--- STATED TASK ---
Select all lines in the records that include "payable".

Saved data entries

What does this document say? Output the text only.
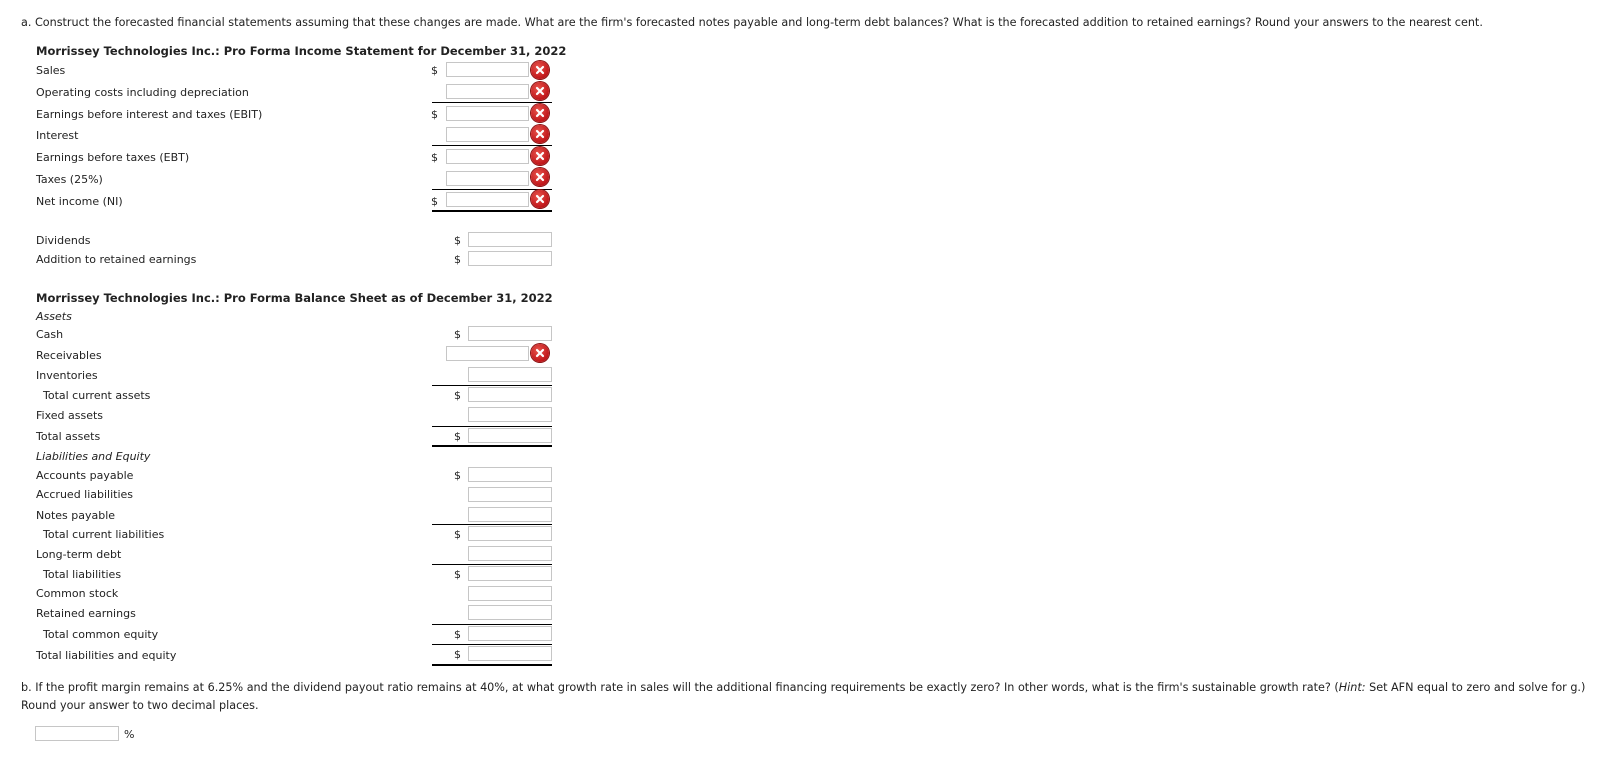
a. Construct the forecasted financial statements assuming that these changes are made. What are the firm's forecasted notes payable and long-term debt balances? What is the forecasted addition to retained earnings? Round your answers to the nearest cent.
Morrissey Technologies Inc.: Pro Forma Income Statement for December 31, 2022
Sales
Operating costs including depreciation
Earnings before interest and taxes (EBIT)
Interest
Earnings before taxes (EBT)
Taxes (25%)
Net income (NI)
$
$
$
$
Dividends
Addition to retained earnings
$
$
Morrissey Technologies Inc.: Pro Forma Balance Sheet as of December 31, 2022
Assets
Cash
Receivables
Inventories
Total current assets
Fixed assets
Total assets
Liabilities and Equity
Accounts payable
Accrued liabilities
Notes payable
Total current liabilities
Long-term debt
Total liabilities
Common stock
Retained earnings
Total common equity
Total liabilities and equity
$
$
$
$
$
$
$
$
b. If the profit margin remains at 6.25% and the dividend payout ratio remains at 40%, at what growth rate in sales will the additional financing requirements be exactly zero? In other words, what is the firm's sustainable growth rate? (Hint: Set AFN equal to zero and solve for g.) Round your answer to two decimal places.
%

--- REPLY ---
a. Construct the forecasted financial statements assuming that these changes are made. What are the firm's forecasted notes payable and long-term debt balances? What is the forecasted addition to retained earnings? Round your answers to the nearest cent.
Accounts payable
Notes payable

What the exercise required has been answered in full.